(Saved entries)
++++++++++

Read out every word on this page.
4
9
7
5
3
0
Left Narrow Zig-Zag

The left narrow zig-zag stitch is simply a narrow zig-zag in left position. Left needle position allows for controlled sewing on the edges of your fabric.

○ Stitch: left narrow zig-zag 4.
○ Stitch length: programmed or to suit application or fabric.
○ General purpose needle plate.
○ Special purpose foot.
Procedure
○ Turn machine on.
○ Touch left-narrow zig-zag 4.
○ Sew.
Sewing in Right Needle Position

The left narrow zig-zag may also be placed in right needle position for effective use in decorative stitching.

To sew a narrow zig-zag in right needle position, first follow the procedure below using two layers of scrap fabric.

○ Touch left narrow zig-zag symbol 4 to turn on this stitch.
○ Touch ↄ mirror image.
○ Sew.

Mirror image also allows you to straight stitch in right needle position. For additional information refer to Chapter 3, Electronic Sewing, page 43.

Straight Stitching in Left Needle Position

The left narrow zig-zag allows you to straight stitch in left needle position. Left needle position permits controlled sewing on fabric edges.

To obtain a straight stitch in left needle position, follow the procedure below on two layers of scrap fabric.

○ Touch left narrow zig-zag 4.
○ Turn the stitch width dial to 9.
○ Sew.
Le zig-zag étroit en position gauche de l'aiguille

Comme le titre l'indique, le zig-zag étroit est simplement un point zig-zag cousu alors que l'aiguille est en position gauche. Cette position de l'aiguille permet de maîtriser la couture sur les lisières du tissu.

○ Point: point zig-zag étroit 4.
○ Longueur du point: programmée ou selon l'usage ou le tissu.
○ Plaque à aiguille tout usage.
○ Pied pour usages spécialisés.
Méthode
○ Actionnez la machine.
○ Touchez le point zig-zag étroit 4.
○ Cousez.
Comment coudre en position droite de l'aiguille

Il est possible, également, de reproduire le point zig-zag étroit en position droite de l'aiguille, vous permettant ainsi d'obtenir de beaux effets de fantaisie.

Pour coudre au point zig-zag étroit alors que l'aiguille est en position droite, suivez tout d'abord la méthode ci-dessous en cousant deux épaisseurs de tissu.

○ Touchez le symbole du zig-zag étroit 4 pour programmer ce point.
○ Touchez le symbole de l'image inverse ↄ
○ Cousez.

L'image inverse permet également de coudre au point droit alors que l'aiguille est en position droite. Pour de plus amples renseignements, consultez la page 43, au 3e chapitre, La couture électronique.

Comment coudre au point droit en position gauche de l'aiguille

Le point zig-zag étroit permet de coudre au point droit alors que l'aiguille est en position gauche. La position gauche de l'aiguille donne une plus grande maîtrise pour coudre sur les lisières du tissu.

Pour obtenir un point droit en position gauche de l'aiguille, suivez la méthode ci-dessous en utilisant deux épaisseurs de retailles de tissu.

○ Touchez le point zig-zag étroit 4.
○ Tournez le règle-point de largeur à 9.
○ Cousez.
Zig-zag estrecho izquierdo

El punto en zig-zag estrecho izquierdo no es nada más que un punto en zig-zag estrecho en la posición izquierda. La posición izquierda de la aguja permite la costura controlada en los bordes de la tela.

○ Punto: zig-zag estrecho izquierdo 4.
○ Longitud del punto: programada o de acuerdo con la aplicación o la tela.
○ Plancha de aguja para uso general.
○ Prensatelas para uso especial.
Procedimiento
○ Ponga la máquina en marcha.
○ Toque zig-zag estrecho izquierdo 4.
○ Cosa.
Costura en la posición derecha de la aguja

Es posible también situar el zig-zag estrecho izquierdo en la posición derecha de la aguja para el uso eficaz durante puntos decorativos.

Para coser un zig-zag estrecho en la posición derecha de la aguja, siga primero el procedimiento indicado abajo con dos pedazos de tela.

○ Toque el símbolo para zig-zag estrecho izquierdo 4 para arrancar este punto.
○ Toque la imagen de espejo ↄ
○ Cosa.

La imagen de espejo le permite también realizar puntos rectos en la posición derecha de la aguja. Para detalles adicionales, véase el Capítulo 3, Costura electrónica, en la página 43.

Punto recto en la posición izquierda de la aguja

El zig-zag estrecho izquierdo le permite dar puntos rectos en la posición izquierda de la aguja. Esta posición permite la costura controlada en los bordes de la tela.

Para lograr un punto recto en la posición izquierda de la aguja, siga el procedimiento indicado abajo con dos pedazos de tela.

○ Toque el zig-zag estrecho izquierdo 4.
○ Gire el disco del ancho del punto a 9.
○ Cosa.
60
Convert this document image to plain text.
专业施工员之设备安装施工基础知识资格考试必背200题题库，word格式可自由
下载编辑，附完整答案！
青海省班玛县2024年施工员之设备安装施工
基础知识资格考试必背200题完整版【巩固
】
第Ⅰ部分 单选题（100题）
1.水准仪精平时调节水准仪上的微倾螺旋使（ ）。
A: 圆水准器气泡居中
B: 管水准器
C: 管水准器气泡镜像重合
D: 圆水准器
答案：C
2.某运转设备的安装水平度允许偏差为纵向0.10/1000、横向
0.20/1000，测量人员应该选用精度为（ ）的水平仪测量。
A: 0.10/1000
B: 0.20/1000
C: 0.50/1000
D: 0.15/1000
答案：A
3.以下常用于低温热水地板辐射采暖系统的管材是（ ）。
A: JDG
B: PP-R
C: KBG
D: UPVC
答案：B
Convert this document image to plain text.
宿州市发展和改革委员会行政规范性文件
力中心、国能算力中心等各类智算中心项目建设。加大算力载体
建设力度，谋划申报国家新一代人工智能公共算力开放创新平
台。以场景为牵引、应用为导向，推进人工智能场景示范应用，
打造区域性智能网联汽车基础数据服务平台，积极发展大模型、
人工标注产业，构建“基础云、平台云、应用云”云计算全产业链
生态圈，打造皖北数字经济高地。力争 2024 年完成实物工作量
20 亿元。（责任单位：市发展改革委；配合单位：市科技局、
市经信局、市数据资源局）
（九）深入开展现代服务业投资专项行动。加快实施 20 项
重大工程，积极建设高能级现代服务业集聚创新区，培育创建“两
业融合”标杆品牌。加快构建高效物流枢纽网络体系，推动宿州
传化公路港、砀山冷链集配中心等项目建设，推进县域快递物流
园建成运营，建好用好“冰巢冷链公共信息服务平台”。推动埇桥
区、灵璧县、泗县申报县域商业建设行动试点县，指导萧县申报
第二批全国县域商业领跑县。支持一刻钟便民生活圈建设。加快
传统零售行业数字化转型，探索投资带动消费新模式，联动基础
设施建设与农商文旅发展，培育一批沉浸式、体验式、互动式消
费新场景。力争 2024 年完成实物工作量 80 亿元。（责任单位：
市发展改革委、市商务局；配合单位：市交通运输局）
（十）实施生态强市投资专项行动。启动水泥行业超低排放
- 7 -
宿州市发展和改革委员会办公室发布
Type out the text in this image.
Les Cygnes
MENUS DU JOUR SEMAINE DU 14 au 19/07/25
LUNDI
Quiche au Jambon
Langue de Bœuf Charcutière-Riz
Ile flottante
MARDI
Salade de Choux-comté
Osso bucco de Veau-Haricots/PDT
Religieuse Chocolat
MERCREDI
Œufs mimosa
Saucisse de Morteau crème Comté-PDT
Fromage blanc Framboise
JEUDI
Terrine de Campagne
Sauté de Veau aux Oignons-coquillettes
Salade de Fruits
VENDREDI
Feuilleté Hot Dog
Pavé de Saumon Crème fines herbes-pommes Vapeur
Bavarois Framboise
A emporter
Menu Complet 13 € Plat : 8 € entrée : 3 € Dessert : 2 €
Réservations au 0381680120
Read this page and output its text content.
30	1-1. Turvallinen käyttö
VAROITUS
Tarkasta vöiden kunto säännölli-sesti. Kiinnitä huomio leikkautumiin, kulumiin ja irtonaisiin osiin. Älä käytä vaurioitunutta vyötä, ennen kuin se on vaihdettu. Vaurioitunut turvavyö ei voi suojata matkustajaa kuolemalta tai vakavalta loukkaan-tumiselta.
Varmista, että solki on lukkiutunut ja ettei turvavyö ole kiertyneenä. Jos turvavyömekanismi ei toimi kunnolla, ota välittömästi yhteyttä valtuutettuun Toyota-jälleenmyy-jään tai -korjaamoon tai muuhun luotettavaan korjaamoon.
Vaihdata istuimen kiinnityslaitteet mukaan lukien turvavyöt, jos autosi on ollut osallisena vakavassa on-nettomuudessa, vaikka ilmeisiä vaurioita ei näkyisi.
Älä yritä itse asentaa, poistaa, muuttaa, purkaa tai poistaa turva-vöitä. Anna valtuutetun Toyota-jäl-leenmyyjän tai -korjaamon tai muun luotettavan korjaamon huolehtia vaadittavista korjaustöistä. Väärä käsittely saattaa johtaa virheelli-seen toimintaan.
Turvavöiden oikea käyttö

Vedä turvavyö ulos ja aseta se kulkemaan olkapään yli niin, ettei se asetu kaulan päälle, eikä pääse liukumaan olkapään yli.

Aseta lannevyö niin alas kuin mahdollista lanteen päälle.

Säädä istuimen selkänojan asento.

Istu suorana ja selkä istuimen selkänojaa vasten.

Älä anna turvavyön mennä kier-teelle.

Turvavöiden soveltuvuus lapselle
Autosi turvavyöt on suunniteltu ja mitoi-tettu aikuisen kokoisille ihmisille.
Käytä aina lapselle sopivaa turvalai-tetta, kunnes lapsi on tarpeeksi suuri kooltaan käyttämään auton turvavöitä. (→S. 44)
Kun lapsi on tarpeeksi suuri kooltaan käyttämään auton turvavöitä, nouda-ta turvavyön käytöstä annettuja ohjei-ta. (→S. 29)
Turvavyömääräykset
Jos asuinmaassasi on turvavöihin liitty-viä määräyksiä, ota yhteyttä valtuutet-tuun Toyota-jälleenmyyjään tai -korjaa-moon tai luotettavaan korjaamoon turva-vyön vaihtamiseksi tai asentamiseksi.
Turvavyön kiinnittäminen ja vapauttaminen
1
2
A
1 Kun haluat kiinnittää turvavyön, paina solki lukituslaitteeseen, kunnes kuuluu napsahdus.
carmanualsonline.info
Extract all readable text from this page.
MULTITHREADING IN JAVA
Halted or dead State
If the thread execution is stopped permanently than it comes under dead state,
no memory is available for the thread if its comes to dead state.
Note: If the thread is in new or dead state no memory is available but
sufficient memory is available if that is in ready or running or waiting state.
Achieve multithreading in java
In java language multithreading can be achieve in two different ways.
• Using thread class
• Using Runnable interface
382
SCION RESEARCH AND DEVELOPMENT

++++++++++

Identify and copy the lines holding the word "text".

Convert this document image to plain text.
Convert this document image to plain text.
Type out the text in this image.
Read this page and output its text content.
Extract all readable text from this page.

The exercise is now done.